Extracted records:
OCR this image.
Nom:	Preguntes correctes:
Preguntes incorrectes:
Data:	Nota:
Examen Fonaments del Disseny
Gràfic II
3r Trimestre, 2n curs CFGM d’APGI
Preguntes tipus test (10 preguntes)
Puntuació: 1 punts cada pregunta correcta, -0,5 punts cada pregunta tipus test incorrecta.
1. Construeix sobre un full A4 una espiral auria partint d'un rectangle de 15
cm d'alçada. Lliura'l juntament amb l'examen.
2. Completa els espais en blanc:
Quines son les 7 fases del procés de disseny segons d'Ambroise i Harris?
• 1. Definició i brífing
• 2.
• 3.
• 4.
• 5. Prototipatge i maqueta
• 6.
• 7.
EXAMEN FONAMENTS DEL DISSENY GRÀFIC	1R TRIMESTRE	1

**Stated goal**
Return the entries in full, keeping every line exactly as it is.

**Correct answer**
OCR this image.
Nom:	Preguntes correctes:
Preguntes incorrectes:
Data:	Nota:
Examen Fonaments del Disseny
Gràfic II
3r Trimestre, 2n curs CFGM d’APGI
Preguntes tipus test (10 preguntes)
Puntuació: 1 punts cada pregunta correcta, -0,5 punts cada pregunta tipus test incorrecta.
1. Construeix sobre un full A4 una espiral auria partint d'un rectangle de 15
cm d'alçada. Lliura'l juntament amb l'examen.
2. Completa els espais en blanc:
Quines son les 7 fases del procés de disseny segons d'Ambroise i Harris?
• 1. Definició i brífing
• 2.
• 3.
• 4.
• 5. Prototipatge i maqueta
• 6.
• 7.
EXAMEN FONAMENTS DEL DISSENY GRÀFIC	1R TRIMESTRE	1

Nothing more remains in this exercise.